# What you have to do
For each line of the data below that holds "name", copy the line.

# Records
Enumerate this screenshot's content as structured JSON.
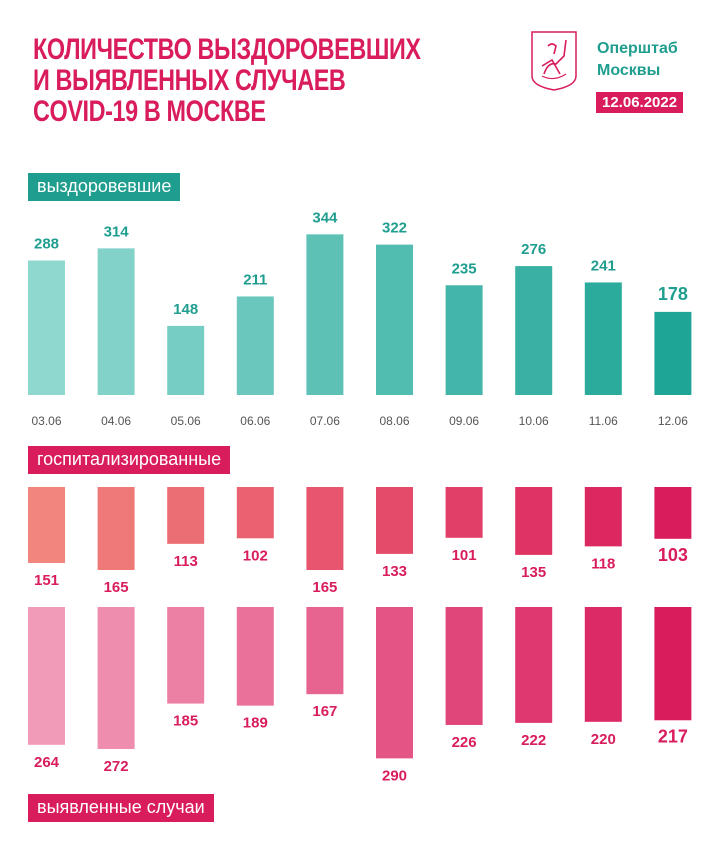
{
  "header": {
    "title_lines": [
      "КОЛИЧЕСТВО ВЫЗДОРОВЕВШИХ",
      "И ВЫЯВЛЕННЫХ СЛУЧАЕВ",
      "COVID-19 В МОСКВЕ"
    ],
    "org_lines": [
      "Оперштаб",
      "Москвы"
    ],
    "date": "12.06.2022",
    "logo": "moscow-coat-of-arms"
  },
  "colors": {
    "title": "#d91c5c",
    "teal": "#1f9e8f",
    "pink": "#d91c5c"
  },
  "chart_data": {
    "type": "bar",
    "categories": [
      "03.06",
      "04.06",
      "05.06",
      "06.06",
      "07.06",
      "08.06",
      "09.06",
      "10.06",
      "11.06",
      "12.06"
    ],
    "series": [
      {
        "name": "выздоровевшие",
        "values": [
          288,
          314,
          148,
          211,
          344,
          322,
          235,
          276,
          241,
          178
        ],
        "color_from": "#8fd8d0",
        "color_to": "#1fa596"
      },
      {
        "name": "госпитализированные",
        "values": [
          151,
          165,
          113,
          102,
          165,
          133,
          101,
          135,
          118,
          103
        ],
        "color_from": "#f2857c",
        "color_to": "#d91c5c"
      },
      {
        "name": "выявленные случаи",
        "values": [
          264,
          272,
          185,
          189,
          167,
          290,
          226,
          222,
          220,
          217
        ],
        "color_from": "#f29bb9",
        "color_to": "#d91c5c"
      }
    ],
    "ylim": [
      0,
      350
    ],
    "grid": false,
    "legend": "none"
  }
}
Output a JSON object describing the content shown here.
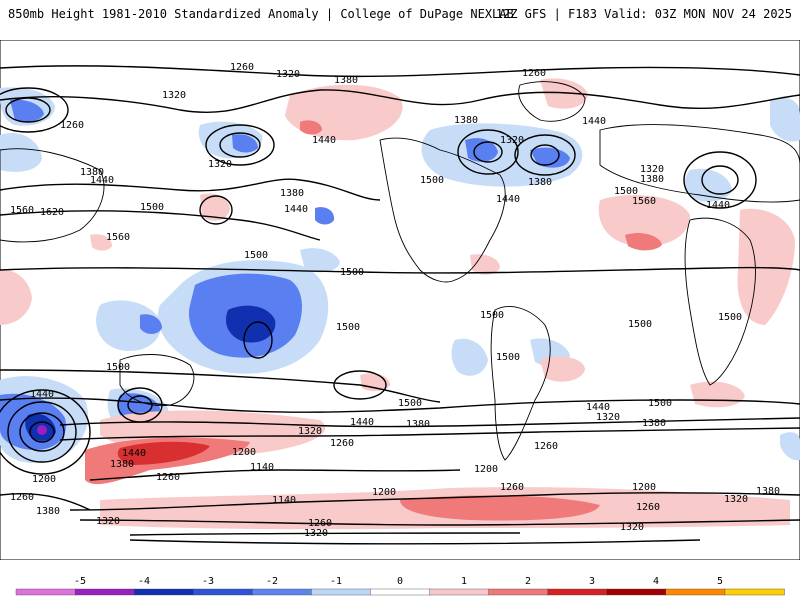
{
  "header": {
    "title": "850mb Height 1981-2010 Standardized Anomaly | College of DuPage NEXLAB",
    "run_info": "12Z GFS | F183 Valid: 03Z MON NOV 24 2025"
  },
  "contour_labels": [
    "1260",
    "1320",
    "1380",
    "1440",
    "1500",
    "1560",
    "1620",
    "1200",
    "1140"
  ],
  "colorbar": {
    "ticks": [
      "-5",
      "-4",
      "-3",
      "-2",
      "-1",
      "0",
      "1",
      "2",
      "3",
      "4",
      "5"
    ],
    "colors": [
      "#e070e0",
      "#9a1fc0",
      "#1030b0",
      "#2a55d8",
      "#5a85f0",
      "#bcd8f8",
      "#ffffff",
      "#f8c8c8",
      "#f07878",
      "#d82020",
      "#a00000",
      "#ff8800",
      "#ffd000"
    ]
  },
  "anomaly_colors": {
    "strong_neg": "#1030b0",
    "mid_neg": "#5a7ff0",
    "light_neg": "#c7dcf7",
    "light_pos": "#f8caca",
    "mid_pos": "#f07a7a",
    "strong_pos": "#d83030"
  }
}
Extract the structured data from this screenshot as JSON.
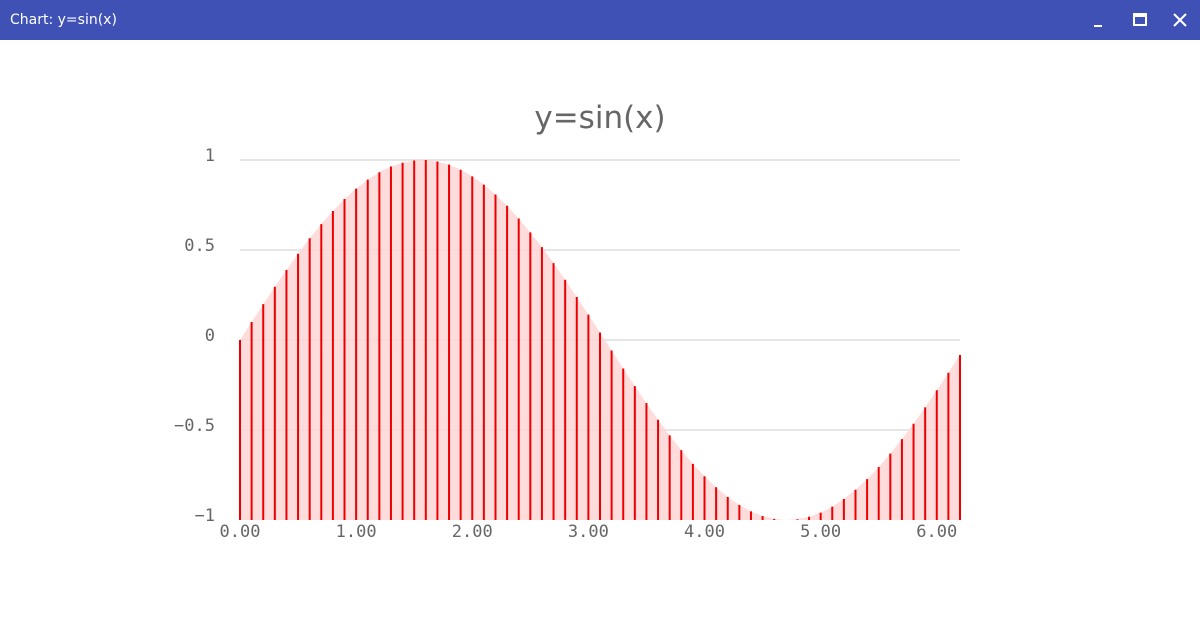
{
  "window": {
    "title": "Chart: y=sin(x)",
    "minimize_icon": "minimize-icon",
    "maximize_icon": "maximize-icon",
    "close_icon": "close-icon",
    "titlebar_color": "#3f51b5"
  },
  "chart_data": {
    "type": "bar",
    "style": "stem",
    "title": "y=sin(x)",
    "xlabel": "",
    "ylabel": "",
    "xlim": [
      0,
      6.2
    ],
    "ylim": [
      -1,
      1
    ],
    "x_tick_values": [
      0,
      1,
      2,
      3,
      4,
      5,
      6
    ],
    "x_tick_labels": [
      "0.00",
      "1.00",
      "2.00",
      "3.00",
      "4.00",
      "5.00",
      "6.00"
    ],
    "y_tick_values": [
      1,
      0.5,
      0,
      -0.5,
      -1
    ],
    "y_tick_labels": [
      "1",
      "0.5",
      "0",
      "−0.5",
      "−1"
    ],
    "grid": true,
    "series": [
      {
        "color": "#ee0000",
        "fill_color": "#ffd6d6",
        "x": [
          0,
          0.1,
          0.2,
          0.3,
          0.4,
          0.5,
          0.6,
          0.7,
          0.8,
          0.9,
          1,
          1.1,
          1.2,
          1.3,
          1.4,
          1.5,
          1.6,
          1.7,
          1.8,
          1.9,
          2,
          2.1,
          2.2,
          2.3,
          2.4,
          2.5,
          2.6,
          2.7,
          2.8,
          2.9,
          3,
          3.1,
          3.2,
          3.3,
          3.4,
          3.5,
          3.6,
          3.7,
          3.8,
          3.9,
          4,
          4.1,
          4.2,
          4.3,
          4.4,
          4.5,
          4.6,
          4.7,
          4.8,
          4.9,
          5,
          5.1,
          5.2,
          5.3,
          5.4,
          5.5,
          5.6,
          5.7,
          5.8,
          5.9,
          6,
          6.1,
          6.2
        ],
        "values": [
          0,
          0.1,
          0.199,
          0.296,
          0.389,
          0.479,
          0.565,
          0.644,
          0.717,
          0.783,
          0.841,
          0.891,
          0.932,
          0.964,
          0.985,
          0.997,
          1,
          0.992,
          0.974,
          0.946,
          0.909,
          0.863,
          0.808,
          0.746,
          0.675,
          0.598,
          0.516,
          0.427,
          0.335,
          0.239,
          0.141,
          0.042,
          -0.058,
          -0.158,
          -0.256,
          -0.351,
          -0.443,
          -0.53,
          -0.612,
          -0.688,
          -0.757,
          -0.818,
          -0.872,
          -0.916,
          -0.952,
          -0.978,
          -0.994,
          -1,
          -0.996,
          -0.982,
          -0.959,
          -0.926,
          -0.883,
          -0.832,
          -0.773,
          -0.706,
          -0.631,
          -0.551,
          -0.465,
          -0.374,
          -0.279,
          -0.182,
          -0.083
        ]
      }
    ]
  }
}
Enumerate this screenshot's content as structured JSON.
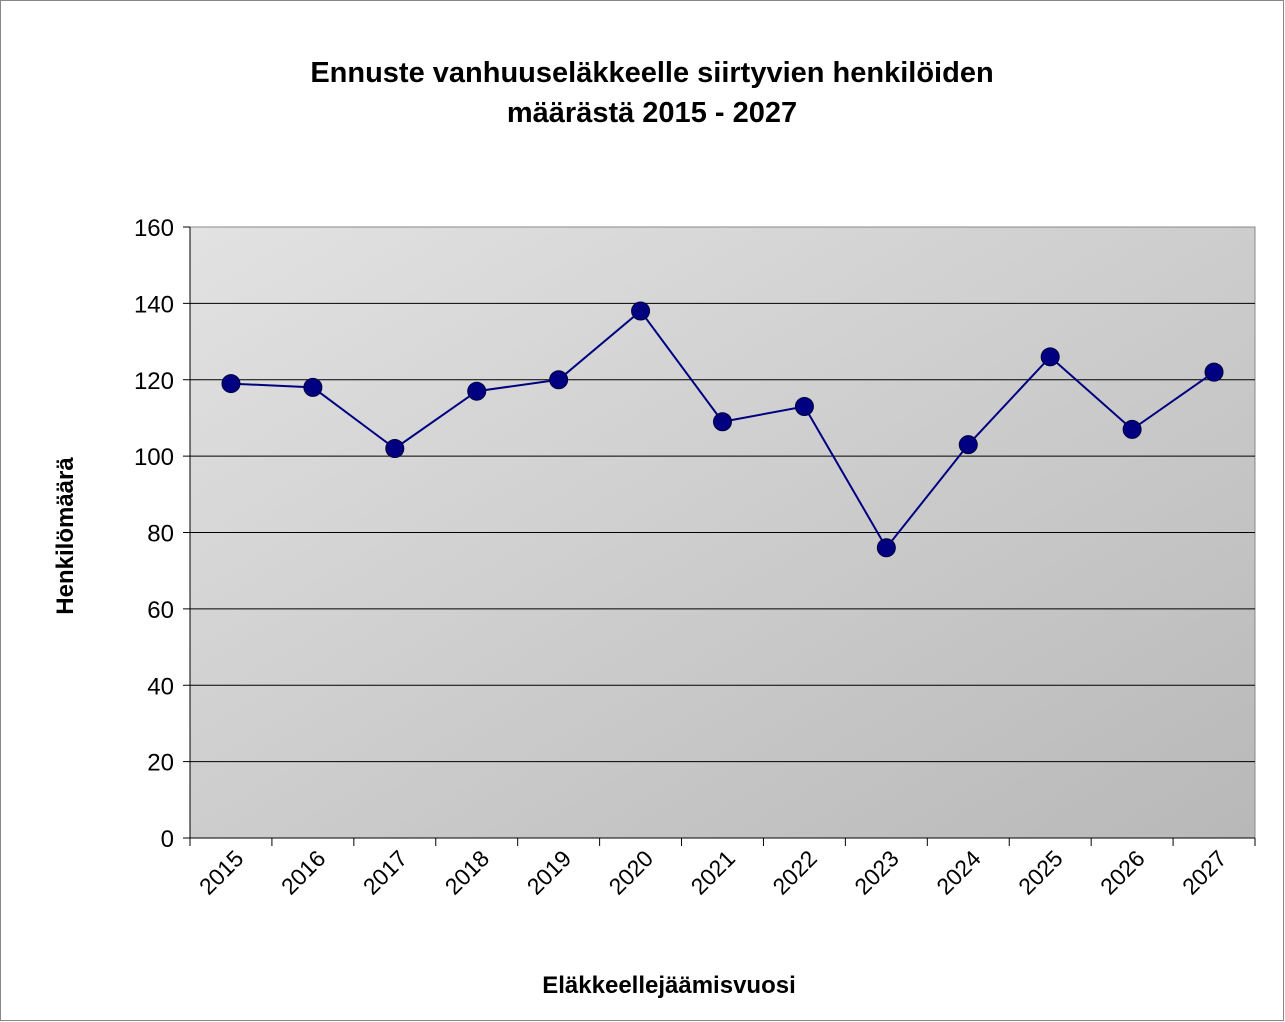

# Solution to this task
        "name": "выздоровевшие",
        "name": "госпитализированные",
        "name": "выявленные случаи",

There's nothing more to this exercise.